→ **Record set**:

+---+

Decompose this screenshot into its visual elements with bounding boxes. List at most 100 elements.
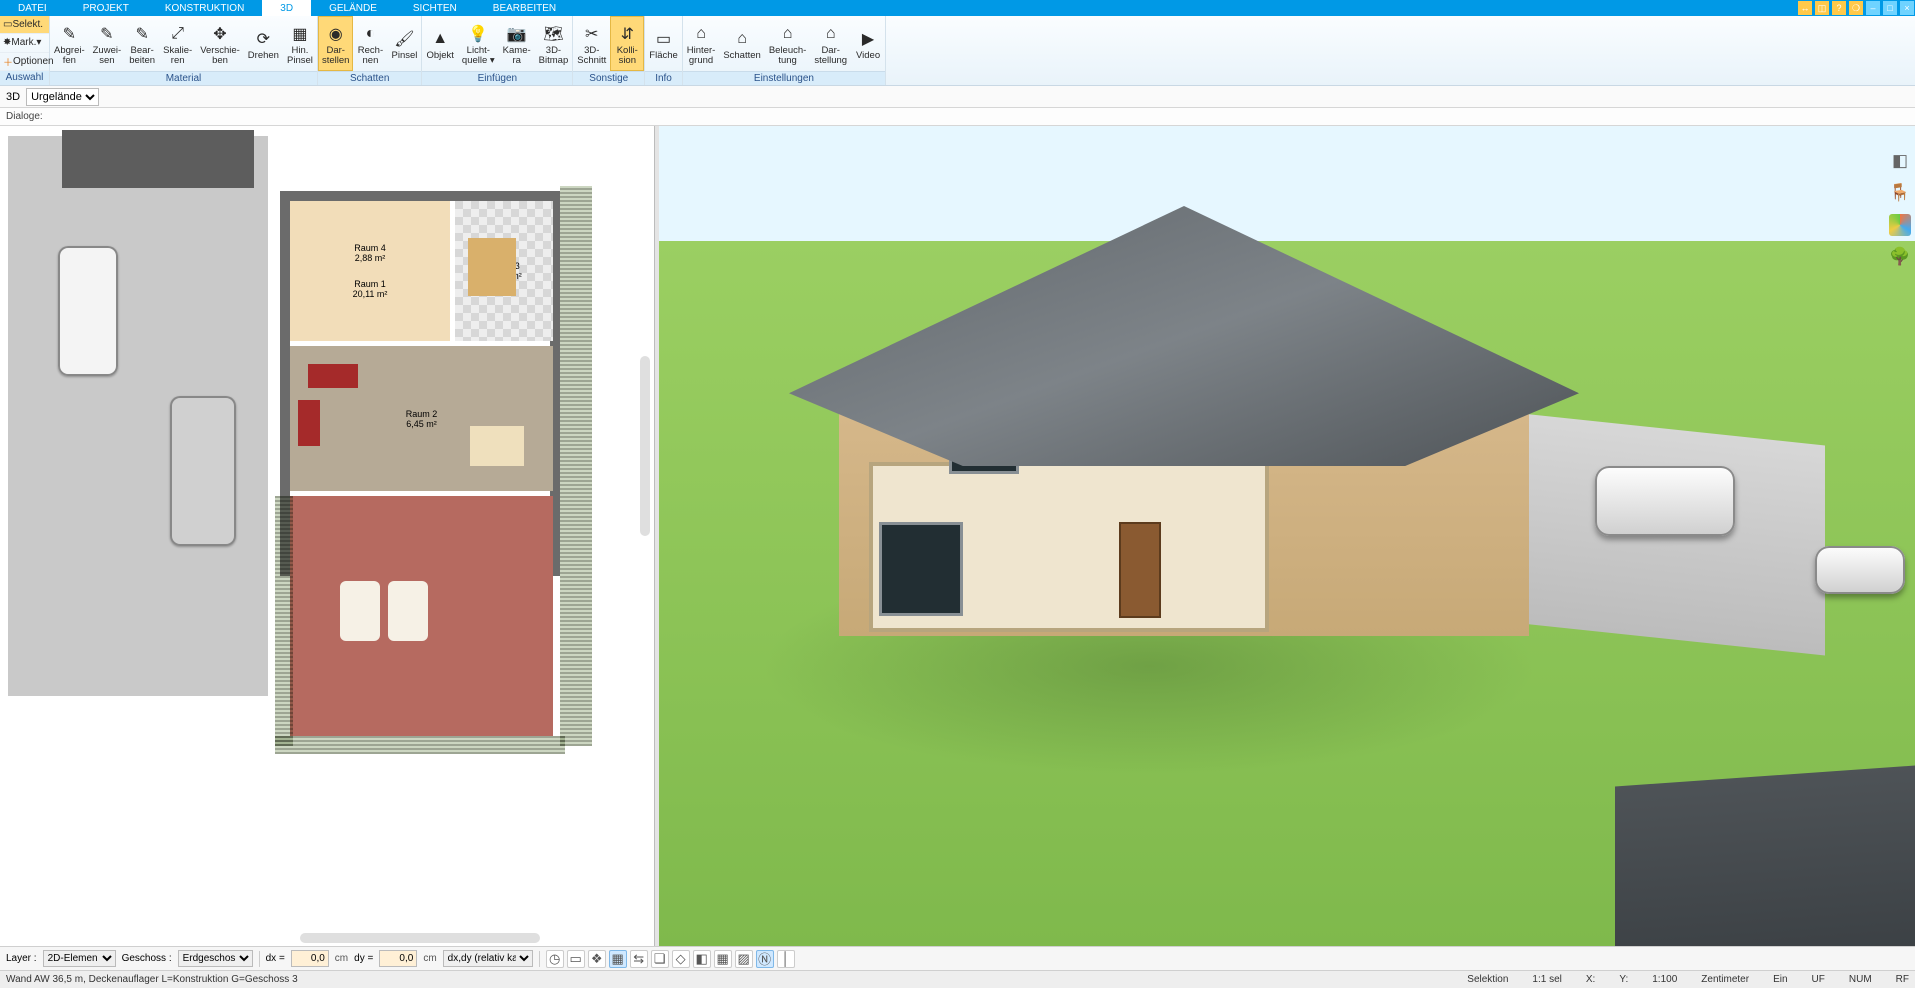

+---+

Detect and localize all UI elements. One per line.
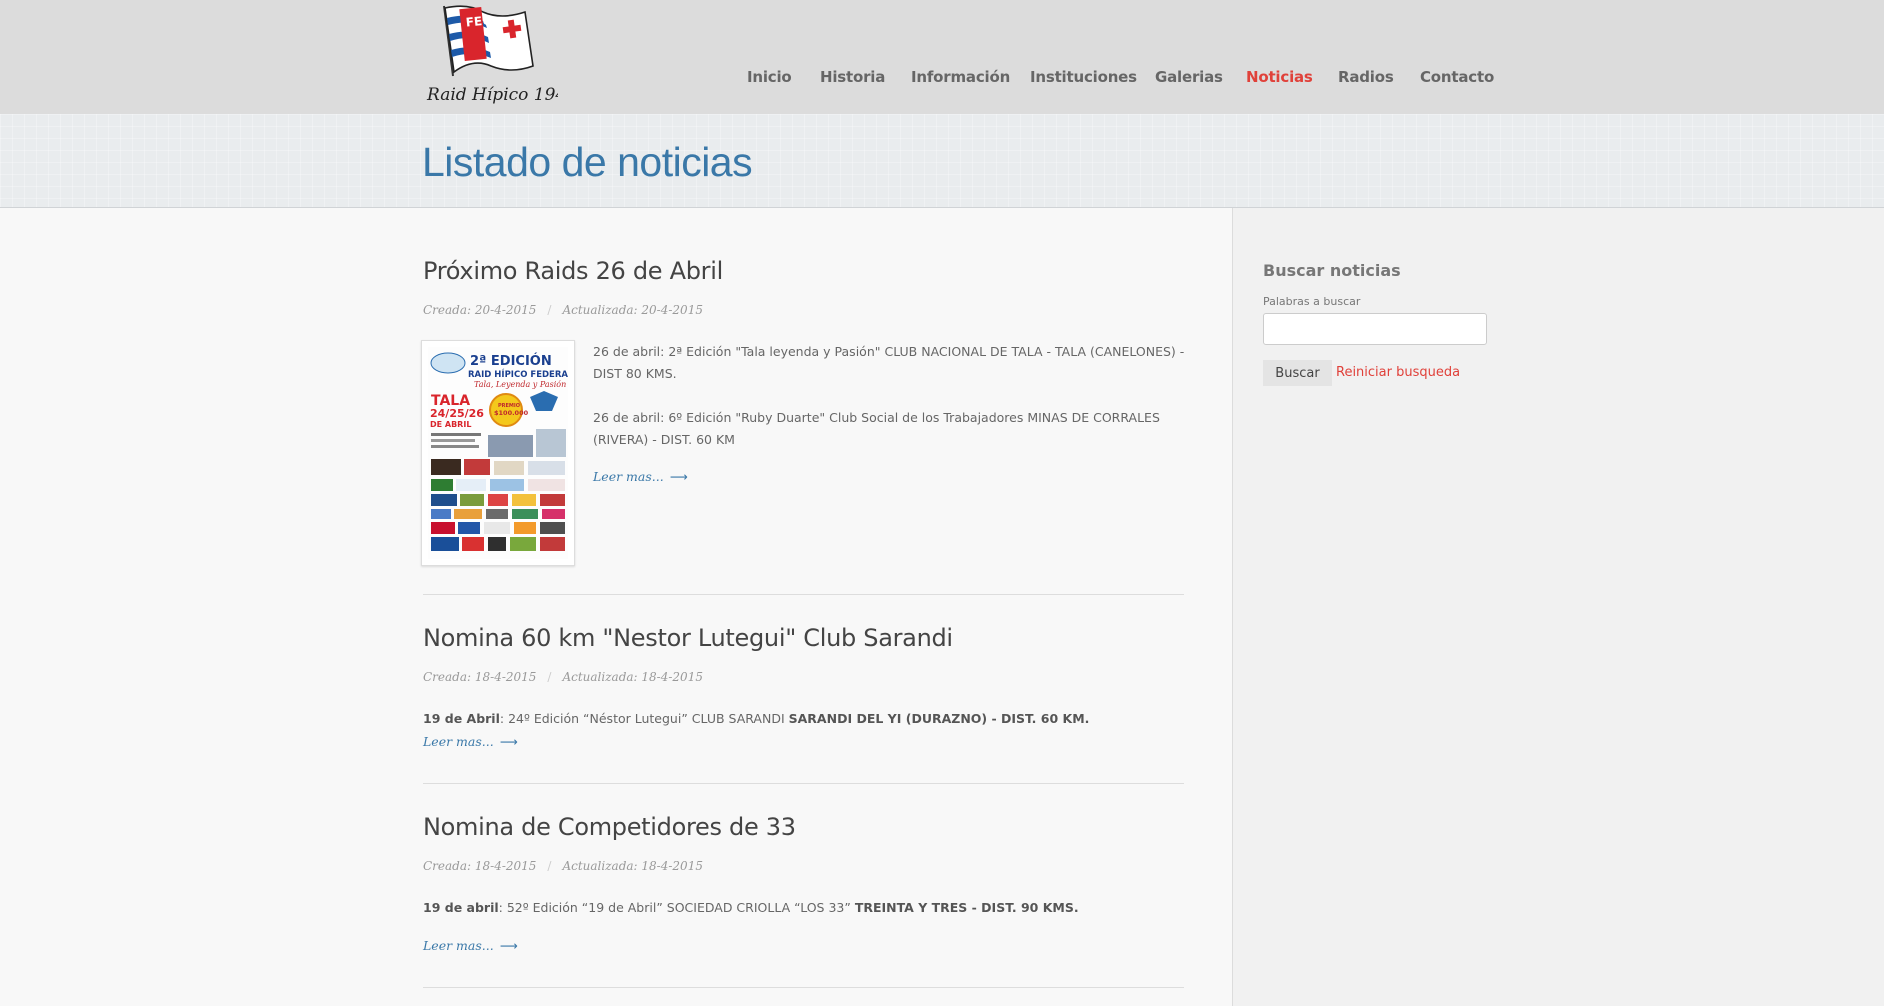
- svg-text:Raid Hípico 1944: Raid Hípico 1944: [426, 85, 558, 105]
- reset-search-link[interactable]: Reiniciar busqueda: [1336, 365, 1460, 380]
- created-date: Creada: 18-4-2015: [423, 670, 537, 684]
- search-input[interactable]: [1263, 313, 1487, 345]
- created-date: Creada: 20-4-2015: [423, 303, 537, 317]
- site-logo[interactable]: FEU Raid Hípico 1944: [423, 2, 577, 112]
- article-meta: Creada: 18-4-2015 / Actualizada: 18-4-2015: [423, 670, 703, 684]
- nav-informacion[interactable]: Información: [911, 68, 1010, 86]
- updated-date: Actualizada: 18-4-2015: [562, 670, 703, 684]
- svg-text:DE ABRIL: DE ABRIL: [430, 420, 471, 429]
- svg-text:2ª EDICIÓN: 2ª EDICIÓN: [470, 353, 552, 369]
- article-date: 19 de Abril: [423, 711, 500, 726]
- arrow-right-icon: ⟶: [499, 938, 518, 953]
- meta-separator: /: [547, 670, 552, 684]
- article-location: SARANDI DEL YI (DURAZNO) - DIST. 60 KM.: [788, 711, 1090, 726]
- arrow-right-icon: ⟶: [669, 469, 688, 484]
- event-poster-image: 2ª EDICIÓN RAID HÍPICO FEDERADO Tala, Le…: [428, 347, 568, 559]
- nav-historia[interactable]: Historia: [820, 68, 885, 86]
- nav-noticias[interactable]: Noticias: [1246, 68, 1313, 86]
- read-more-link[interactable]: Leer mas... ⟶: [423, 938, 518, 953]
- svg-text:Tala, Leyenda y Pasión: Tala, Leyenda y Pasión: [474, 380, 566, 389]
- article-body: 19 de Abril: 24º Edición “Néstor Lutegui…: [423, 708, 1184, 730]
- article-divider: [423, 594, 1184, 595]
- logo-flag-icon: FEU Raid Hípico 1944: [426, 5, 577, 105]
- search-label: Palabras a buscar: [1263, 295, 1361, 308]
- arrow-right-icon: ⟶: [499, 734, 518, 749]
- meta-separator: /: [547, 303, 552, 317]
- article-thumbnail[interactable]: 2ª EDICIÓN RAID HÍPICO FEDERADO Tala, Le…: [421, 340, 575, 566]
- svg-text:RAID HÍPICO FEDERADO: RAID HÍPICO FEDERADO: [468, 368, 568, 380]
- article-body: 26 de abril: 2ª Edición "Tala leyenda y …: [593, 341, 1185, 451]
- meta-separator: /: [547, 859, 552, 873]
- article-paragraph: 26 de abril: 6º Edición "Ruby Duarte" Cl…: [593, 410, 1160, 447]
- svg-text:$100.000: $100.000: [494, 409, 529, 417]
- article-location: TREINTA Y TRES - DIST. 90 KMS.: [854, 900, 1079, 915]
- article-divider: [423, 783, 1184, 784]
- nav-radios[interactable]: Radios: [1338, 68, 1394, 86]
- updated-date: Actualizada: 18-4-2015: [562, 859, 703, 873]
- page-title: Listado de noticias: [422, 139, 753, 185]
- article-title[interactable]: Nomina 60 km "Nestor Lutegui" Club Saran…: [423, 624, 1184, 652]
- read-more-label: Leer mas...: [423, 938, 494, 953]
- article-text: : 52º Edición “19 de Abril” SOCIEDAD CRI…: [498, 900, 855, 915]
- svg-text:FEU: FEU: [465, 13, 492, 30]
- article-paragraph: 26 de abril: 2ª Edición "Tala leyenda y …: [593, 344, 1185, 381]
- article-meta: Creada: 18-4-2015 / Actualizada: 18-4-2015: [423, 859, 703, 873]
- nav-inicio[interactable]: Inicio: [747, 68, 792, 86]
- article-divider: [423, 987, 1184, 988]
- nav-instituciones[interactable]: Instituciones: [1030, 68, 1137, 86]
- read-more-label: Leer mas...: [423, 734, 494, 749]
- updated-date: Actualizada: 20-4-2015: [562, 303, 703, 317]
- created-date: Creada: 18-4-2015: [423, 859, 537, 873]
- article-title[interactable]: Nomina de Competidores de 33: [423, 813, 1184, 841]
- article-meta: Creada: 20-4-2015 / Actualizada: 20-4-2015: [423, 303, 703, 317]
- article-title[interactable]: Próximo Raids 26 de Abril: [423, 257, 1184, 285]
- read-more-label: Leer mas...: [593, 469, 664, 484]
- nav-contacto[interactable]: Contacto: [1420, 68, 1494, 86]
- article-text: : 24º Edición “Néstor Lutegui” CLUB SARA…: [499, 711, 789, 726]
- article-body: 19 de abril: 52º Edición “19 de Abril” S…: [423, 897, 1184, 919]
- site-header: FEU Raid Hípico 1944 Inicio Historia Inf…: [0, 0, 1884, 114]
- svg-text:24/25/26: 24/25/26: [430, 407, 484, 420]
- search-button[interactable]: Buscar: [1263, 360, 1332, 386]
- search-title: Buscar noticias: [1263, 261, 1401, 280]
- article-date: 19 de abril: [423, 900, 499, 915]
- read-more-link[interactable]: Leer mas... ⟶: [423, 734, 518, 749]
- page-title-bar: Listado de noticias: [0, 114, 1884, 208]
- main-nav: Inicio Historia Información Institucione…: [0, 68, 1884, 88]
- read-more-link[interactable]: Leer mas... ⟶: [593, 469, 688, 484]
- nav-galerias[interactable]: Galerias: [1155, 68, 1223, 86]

+---+

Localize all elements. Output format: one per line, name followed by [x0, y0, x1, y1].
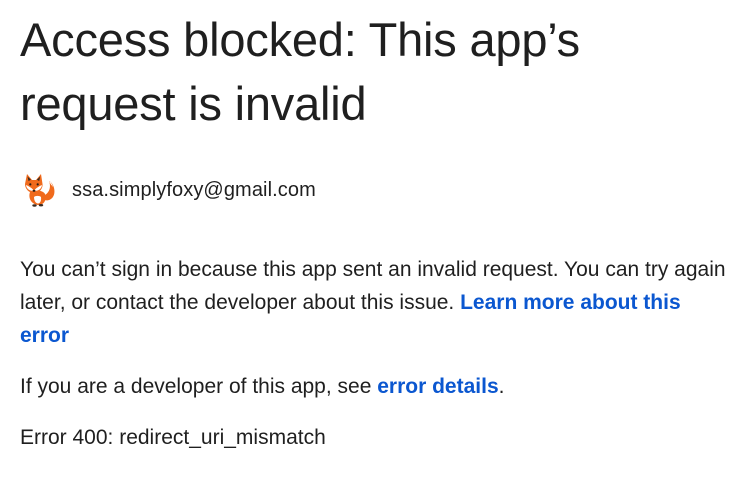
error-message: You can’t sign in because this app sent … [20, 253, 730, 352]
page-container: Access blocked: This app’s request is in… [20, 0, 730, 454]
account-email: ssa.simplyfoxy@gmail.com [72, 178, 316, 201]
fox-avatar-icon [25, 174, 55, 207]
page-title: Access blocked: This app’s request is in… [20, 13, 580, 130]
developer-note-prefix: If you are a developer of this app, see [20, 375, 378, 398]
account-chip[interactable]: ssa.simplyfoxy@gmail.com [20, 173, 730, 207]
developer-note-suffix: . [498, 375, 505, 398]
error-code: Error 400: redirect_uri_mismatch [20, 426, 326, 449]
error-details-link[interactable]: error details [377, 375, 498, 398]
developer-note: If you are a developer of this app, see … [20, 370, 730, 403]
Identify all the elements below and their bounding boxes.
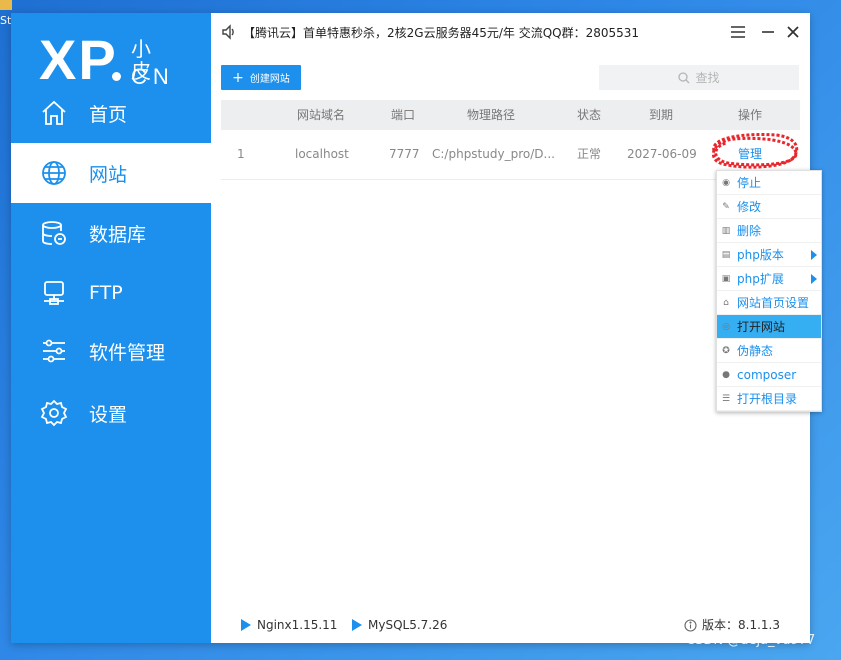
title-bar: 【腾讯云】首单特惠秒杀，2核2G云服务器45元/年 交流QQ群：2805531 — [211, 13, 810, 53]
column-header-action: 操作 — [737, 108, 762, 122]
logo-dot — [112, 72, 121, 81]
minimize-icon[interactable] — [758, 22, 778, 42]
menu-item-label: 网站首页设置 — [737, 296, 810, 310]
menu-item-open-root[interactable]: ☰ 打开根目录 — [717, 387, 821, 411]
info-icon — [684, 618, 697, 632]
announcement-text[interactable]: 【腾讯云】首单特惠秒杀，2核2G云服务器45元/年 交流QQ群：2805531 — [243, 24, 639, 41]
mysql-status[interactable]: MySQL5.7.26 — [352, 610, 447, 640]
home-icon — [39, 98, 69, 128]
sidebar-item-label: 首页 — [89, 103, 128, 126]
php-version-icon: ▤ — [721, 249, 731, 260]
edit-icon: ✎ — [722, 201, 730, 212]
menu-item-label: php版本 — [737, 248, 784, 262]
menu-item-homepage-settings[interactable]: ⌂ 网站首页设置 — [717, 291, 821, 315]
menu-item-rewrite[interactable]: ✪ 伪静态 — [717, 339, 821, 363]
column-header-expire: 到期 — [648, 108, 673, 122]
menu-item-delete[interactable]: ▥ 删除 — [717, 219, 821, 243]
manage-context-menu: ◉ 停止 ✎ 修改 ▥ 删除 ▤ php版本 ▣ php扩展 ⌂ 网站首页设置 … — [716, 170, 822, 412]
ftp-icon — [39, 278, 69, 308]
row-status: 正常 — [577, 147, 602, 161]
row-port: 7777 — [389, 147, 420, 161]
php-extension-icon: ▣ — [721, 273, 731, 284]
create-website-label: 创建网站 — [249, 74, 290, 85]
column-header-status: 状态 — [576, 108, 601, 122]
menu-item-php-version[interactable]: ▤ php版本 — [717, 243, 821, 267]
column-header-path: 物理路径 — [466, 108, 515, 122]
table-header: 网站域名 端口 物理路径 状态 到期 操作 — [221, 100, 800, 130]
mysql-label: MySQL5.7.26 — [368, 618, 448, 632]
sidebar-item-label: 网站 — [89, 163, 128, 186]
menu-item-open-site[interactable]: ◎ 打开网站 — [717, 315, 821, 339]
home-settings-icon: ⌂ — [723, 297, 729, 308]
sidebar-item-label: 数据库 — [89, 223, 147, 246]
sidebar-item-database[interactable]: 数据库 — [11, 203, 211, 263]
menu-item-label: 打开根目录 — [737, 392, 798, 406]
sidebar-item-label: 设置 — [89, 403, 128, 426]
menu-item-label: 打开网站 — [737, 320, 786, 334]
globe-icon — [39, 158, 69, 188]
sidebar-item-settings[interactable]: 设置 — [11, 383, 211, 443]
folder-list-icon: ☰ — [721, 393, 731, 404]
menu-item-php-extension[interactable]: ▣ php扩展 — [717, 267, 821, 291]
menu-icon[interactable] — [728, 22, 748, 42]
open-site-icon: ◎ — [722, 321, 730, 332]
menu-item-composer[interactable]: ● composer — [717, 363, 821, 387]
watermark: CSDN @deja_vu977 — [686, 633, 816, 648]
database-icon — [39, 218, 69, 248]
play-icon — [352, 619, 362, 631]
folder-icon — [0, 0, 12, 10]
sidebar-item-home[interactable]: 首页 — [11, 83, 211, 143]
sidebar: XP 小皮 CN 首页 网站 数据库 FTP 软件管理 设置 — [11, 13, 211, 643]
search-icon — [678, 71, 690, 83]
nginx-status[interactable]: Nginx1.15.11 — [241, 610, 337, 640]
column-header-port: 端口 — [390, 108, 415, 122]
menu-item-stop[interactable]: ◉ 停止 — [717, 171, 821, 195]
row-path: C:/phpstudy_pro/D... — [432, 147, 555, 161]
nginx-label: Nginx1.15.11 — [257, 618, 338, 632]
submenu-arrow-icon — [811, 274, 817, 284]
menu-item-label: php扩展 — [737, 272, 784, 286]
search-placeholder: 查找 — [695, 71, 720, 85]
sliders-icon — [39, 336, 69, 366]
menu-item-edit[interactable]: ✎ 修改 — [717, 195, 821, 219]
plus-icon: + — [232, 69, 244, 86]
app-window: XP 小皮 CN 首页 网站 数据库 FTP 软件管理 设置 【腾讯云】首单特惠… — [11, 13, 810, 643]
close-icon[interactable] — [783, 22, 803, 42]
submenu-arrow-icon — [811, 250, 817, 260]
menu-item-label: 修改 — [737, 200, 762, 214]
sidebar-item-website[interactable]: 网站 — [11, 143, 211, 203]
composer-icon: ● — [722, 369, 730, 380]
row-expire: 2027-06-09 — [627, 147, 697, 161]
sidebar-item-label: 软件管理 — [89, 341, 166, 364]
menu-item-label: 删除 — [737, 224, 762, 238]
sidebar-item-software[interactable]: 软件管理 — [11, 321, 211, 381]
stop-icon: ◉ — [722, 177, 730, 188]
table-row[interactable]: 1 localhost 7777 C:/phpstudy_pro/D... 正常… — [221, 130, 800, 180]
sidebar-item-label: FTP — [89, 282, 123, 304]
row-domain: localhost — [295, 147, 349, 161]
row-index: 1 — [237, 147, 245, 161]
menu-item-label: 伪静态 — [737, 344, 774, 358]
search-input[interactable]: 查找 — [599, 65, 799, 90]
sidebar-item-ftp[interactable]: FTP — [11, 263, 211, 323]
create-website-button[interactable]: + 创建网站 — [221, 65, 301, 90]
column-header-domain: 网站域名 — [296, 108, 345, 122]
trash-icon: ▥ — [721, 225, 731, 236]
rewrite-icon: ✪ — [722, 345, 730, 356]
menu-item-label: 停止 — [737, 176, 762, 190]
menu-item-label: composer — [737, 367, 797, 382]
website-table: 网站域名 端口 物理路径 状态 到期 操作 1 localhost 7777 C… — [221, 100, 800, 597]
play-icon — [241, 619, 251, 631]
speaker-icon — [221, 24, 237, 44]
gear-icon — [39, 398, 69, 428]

+---+

→ **Job**: Copy the rows unchanged, beginning with the line that contains "Detect and localize" and stopping after the line that contains "[423, 670, 703, 684]". Leave the picture out of your copy.

→ **Exercise output**:
Detect and localize all UI elements. One per line.
- svg-text:Raid Hípico 1944: Raid Hípico 1944: [426, 85, 558, 105]
- reset-search-link[interactable]: Reiniciar busqueda: [1336, 365, 1460, 380]
- created-date: Creada: 18-4-2015: [423, 670, 537, 684]
- search-input[interactable]: [1263, 313, 1487, 345]
- created-date: Creada: 20-4-2015: [423, 303, 537, 317]
- site-logo[interactable]: FEU Raid Hípico 1944: [423, 2, 577, 112]
- article-meta: Creada: 18-4-2015 / Actualizada: 18-4-2015: [423, 670, 703, 684]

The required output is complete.